#### The exercise:
Copy out lines with the word "contra" from the material that follows.

══ Task input ══

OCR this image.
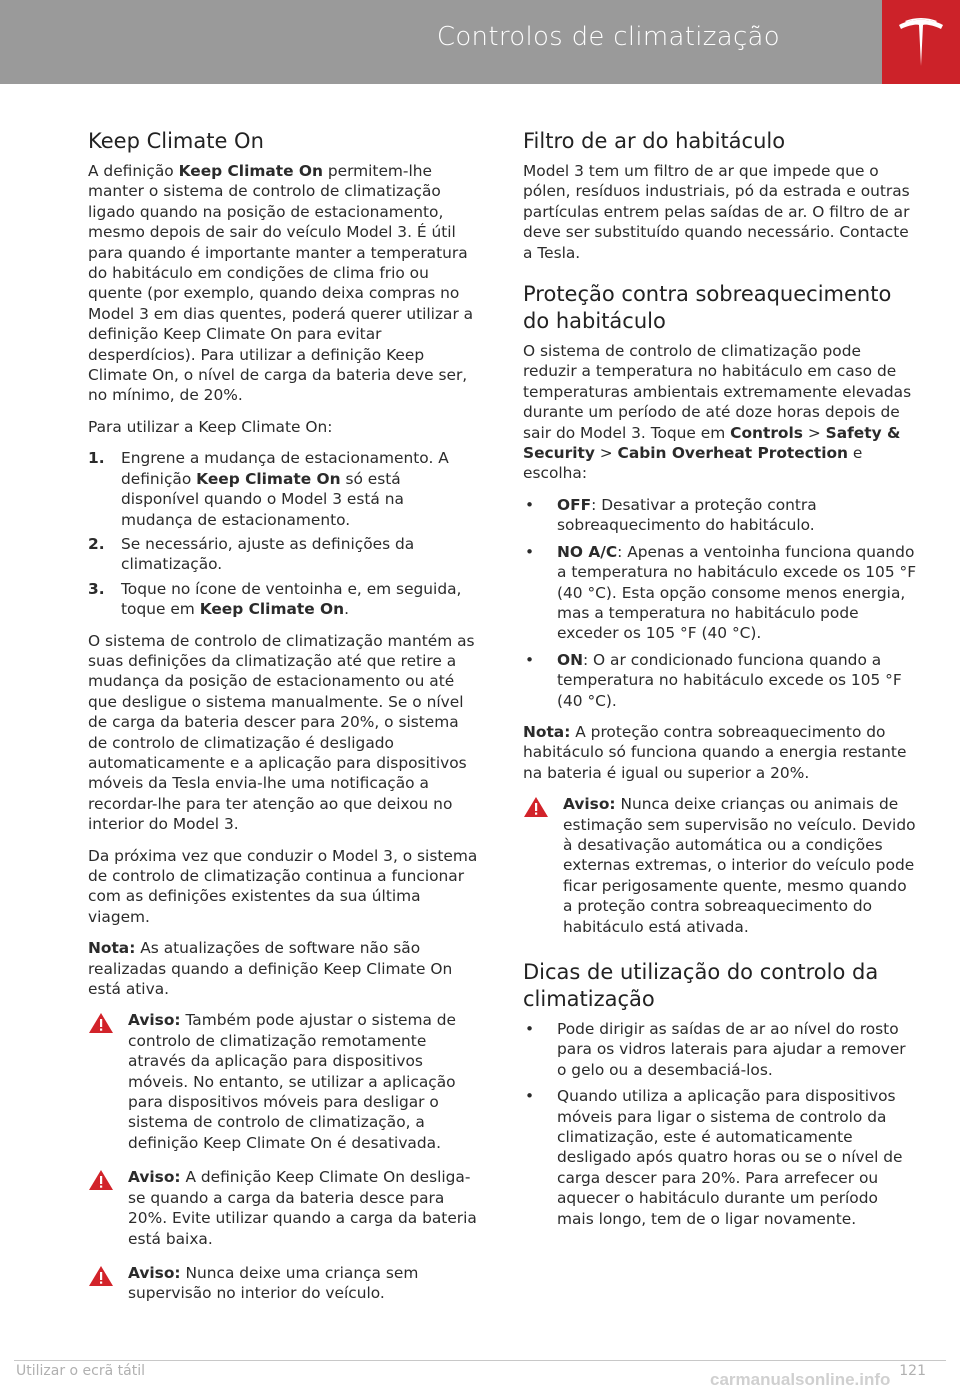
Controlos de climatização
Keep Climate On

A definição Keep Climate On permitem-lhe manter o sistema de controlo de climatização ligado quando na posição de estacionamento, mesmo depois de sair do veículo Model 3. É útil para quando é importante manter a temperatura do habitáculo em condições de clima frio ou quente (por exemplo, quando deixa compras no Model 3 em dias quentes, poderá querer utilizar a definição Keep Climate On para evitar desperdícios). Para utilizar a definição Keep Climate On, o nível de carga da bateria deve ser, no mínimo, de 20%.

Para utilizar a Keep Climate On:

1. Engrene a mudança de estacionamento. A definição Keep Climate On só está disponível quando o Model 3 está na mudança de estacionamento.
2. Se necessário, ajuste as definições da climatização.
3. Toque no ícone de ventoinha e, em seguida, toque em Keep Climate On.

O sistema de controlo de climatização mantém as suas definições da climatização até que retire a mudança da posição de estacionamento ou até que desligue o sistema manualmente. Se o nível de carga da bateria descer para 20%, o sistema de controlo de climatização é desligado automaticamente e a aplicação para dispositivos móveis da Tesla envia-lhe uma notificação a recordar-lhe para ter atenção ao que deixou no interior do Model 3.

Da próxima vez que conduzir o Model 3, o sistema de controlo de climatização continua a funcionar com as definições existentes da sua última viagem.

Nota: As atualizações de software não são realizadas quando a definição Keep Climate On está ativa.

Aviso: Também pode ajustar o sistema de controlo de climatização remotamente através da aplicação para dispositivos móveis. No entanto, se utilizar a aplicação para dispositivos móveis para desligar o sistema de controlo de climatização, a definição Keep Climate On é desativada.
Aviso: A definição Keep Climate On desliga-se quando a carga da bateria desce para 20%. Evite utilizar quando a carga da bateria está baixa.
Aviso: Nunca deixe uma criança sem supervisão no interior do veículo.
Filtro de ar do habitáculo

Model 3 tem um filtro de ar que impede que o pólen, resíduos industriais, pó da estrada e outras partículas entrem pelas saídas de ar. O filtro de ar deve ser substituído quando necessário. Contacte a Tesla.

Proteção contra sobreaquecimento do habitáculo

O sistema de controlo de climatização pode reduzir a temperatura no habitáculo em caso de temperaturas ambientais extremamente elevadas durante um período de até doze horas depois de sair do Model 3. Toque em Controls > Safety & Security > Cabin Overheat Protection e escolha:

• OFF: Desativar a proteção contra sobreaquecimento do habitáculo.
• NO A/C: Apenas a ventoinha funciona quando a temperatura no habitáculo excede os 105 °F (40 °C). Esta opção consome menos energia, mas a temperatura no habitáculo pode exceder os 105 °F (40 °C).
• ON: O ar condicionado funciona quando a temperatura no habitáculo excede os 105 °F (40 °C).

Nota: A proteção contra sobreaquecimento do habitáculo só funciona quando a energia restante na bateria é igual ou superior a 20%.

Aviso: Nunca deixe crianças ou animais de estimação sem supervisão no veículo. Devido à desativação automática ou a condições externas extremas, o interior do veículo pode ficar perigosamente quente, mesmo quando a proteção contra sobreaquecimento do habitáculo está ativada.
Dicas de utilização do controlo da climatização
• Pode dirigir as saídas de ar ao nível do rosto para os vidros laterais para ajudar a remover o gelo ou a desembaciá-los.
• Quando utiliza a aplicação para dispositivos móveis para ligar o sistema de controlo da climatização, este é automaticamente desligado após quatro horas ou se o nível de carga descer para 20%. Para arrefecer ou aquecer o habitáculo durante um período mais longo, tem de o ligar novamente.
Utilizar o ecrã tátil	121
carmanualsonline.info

═══

#### Answer:
Proteção contra sobreaquecimento do habitáculo
• OFF: Desativar a proteção contra sobreaquecimento do habitáculo.
Nota: A proteção contra sobreaquecimento do habitáculo só funciona quando a energia restante na bateria é igual ou superior a 20%.
Aviso: Nunca deixe crianças ou animais de estimação sem supervisão no veículo. Devido à desativação automática ou a condições externas extremas, o interior do veículo pode ficar perigosamente quente, mesmo quando a proteção contra sobreaquecimento do habitáculo está ativada.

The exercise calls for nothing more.